Copy each line holding the string "согласно".

#### Data for this task ####

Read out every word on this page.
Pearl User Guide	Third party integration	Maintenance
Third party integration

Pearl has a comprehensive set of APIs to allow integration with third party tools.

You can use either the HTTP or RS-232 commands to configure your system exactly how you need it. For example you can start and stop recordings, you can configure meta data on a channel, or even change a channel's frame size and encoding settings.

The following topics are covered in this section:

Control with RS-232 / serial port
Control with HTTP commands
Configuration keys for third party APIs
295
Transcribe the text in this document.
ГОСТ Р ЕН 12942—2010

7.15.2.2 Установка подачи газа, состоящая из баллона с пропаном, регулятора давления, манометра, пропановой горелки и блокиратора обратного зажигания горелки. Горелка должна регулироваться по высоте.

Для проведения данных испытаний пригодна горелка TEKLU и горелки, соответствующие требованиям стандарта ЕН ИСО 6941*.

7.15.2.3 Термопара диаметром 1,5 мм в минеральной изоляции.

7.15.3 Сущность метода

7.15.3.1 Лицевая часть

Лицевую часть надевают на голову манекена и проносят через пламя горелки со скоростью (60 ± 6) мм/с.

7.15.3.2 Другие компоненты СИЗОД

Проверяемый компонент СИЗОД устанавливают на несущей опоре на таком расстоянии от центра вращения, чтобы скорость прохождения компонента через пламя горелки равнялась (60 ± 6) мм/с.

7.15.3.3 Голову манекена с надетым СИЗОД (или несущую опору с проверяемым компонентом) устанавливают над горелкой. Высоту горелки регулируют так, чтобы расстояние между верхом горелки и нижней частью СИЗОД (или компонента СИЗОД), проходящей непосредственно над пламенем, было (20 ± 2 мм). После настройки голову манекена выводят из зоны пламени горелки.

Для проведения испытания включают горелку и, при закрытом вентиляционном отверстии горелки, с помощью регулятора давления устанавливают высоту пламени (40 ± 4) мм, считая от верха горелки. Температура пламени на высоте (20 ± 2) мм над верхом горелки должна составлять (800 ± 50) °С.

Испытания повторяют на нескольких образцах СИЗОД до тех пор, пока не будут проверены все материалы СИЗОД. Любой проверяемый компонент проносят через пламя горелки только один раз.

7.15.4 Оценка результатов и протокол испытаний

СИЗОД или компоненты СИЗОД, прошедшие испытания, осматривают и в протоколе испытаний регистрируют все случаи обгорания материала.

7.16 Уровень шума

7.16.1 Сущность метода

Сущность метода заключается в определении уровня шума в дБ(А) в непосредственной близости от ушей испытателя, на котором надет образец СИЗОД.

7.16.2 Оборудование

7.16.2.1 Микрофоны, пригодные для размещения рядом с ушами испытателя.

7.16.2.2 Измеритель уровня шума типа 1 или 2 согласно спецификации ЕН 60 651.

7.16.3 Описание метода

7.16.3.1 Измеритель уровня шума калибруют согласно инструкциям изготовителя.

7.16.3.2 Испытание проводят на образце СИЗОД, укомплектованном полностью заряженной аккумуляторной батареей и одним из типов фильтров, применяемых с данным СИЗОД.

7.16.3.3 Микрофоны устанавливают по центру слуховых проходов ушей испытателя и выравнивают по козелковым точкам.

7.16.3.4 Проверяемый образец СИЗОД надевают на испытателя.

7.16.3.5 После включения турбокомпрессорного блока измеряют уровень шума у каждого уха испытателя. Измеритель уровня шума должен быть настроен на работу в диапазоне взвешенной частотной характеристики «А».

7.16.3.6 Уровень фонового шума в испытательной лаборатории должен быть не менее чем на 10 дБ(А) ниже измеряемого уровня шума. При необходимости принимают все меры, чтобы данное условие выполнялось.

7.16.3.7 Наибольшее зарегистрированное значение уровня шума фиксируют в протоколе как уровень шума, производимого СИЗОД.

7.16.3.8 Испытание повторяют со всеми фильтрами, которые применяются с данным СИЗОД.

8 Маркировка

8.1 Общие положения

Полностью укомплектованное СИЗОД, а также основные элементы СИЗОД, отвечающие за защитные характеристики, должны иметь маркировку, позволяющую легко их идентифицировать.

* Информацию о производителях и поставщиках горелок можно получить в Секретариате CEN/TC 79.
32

####

Exercise output ->
7.16.2.2 Измеритель уровня шума типа 1 или 2 согласно спецификации ЕН 60 651.
7.16.3.1 Измеритель уровня шума калибруют согласно инструкциям изготовителя.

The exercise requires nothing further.